═════ EXCERPTED RECORDS ═════

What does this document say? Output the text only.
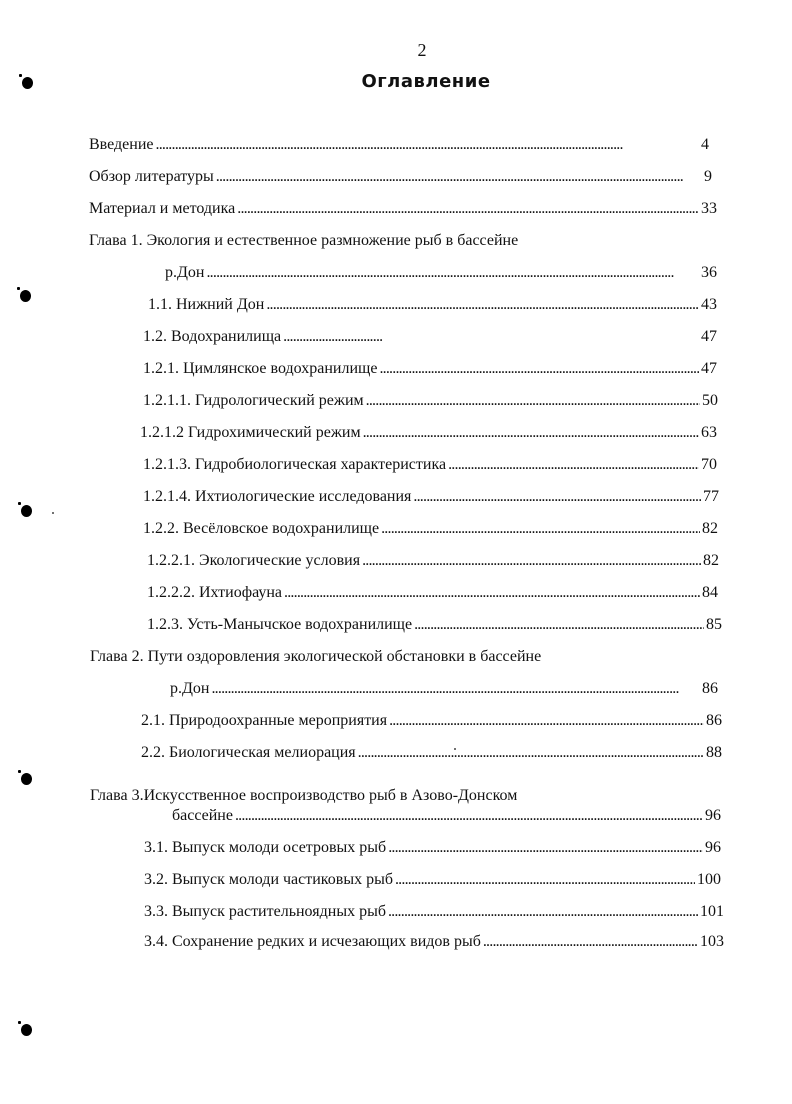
2
Оглавление
Введение . . .	4
Обзор литературы . . .	9
Материал и методика . . .	33
Глава 1. Экология и естественное размножение рыб в бассейне
р.Дон . . .	36
1.1. Нижний Дон . . .	43
1.2. Водохранилища . . .	47
1.2.1. Цимлянское водохранилище . . .	47
1.2.1.1. Гидрологический режим . . .	50
1.2.1.2 Гидрохимический режим . . .	63
1.2.1.3. Гидробиологическая характеристика . . .	70
1.2.1.4. Ихтиологические исследования . . .	77
1.2.2. Весёловское водохранилище . . .	82
1.2.2.1. Экологические условия . . .	82
1.2.2.2. Ихтиофауна . . .	84
1.2.3. Усть-Манычское водохранилище . . .	85
Глава 2. Пути оздоровления экологической обстановки в бассейне
р.Дон . . .	86
2.1. Природоохранные мероприятия . . .	86
2.2. Биологическая мелиорация . . .	88
Глава 3.Искусственное воспроизводство рыб в Азово-Донском
бассейне . . .	96
3.1. Выпуск молоди осетровых рыб . . .	96
3.2. Выпуск молоди частиковых рыб . . .	100
3.3. Выпуск растительноядных рыб . . .	101
3.4. Сохранение редких и исчезающих видов рыб . . .	103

═════

• EXERCISE AIM: Copy the material above exactly and drop the pictures.

• EXPECTED ANSWER:
What does this document say? Output the text only.
2
Оглавление
Введение . . .	4
Обзор литературы . . .	9
Материал и методика . . .	33
Глава 1. Экология и естественное размножение рыб в бассейне
р.Дон . . .	36
1.1. Нижний Дон . . .	43
1.2. Водохранилища . . .	47
1.2.1. Цимлянское водохранилище . . .	47
1.2.1.1. Гидрологический режим . . .	50
1.2.1.2 Гидрохимический режим . . .	63
1.2.1.3. Гидробиологическая характеристика . . .	70
1.2.1.4. Ихтиологические исследования . . .	77
1.2.2. Весёловское водохранилище . . .	82
1.2.2.1. Экологические условия . . .	82
1.2.2.2. Ихтиофауна . . .	84
1.2.3. Усть-Манычское водохранилище . . .	85
Глава 2. Пути оздоровления экологической обстановки в бассейне
р.Дон . . .	86
2.1. Природоохранные мероприятия . . .	86
2.2. Биологическая мелиорация . . .	88
Глава 3.Искусственное воспроизводство рыб в Азово-Донском
бассейне . . .	96
3.1. Выпуск молоди осетровых рыб . . .	96
3.2. Выпуск молоди частиковых рыб . . .	100
3.3. Выпуск растительноядных рыб . . .	101
3.4. Сохранение редких и исчезающих видов рыб . . .	103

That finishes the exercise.